(Required work):
Copy the lines of the listing below without changing anything.

Element box listing:
========================================================================

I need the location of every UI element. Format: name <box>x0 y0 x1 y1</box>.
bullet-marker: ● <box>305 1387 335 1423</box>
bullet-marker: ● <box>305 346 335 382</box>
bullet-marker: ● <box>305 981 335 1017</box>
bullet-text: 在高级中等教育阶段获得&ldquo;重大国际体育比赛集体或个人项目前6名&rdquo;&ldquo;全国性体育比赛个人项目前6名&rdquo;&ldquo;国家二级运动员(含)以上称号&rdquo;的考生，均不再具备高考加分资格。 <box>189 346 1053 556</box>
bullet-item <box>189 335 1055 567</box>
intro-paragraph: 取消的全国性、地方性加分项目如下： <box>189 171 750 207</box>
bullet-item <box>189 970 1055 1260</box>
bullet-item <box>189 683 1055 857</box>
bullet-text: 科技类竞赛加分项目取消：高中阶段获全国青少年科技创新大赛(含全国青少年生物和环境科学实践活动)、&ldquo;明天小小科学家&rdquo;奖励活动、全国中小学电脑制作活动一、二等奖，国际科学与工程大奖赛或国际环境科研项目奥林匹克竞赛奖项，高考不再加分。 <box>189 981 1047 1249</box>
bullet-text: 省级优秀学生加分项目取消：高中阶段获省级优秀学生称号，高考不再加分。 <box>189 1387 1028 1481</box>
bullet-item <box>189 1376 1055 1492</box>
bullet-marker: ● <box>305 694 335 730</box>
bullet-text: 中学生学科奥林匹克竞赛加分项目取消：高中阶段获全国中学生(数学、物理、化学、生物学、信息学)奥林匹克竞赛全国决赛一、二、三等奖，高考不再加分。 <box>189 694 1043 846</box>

========================================================================

(Full solution):
I need the location of every UI element. Format: name <box>x0 y0 x1 y1</box>.
bullet-marker: ● <box>305 1387 335 1423</box>
bullet-marker: ● <box>305 346 335 382</box>
bullet-marker: ● <box>305 981 335 1017</box>
bullet-text: 在高级中等教育阶段获得&ldquo;重大国际体育比赛集体或个人项目前6名&rdquo;&ldquo;全国性体育比赛个人项目前6名&rdquo;&ldquo;国家二级运动员(含)以上称号&rdquo;的考生，均不再具备高考加分资格。 <box>189 346 1053 556</box>
bullet-item <box>189 335 1055 567</box>
intro-paragraph: 取消的全国性、地方性加分项目如下： <box>189 171 750 207</box>
bullet-item <box>189 970 1055 1260</box>
bullet-item <box>189 683 1055 857</box>
bullet-text: 科技类竞赛加分项目取消：高中阶段获全国青少年科技创新大赛(含全国青少年生物和环境科学实践活动)、&ldquo;明天小小科学家&rdquo;奖励活动、全国中小学电脑制作活动一、二等奖，国际科学与工程大奖赛或国际环境科研项目奥林匹克竞赛奖项，高考不再加分。 <box>189 981 1047 1249</box>
bullet-text: 省级优秀学生加分项目取消：高中阶段获省级优秀学生称号，高考不再加分。 <box>189 1387 1028 1481</box>
bullet-item <box>189 1376 1055 1492</box>
bullet-marker: ● <box>305 694 335 730</box>
bullet-text: 中学生学科奥林匹克竞赛加分项目取消：高中阶段获全国中学生(数学、物理、化学、生物学、信息学)奥林匹克竞赛全国决赛一、二、三等奖，高考不再加分。 <box>189 694 1043 846</box>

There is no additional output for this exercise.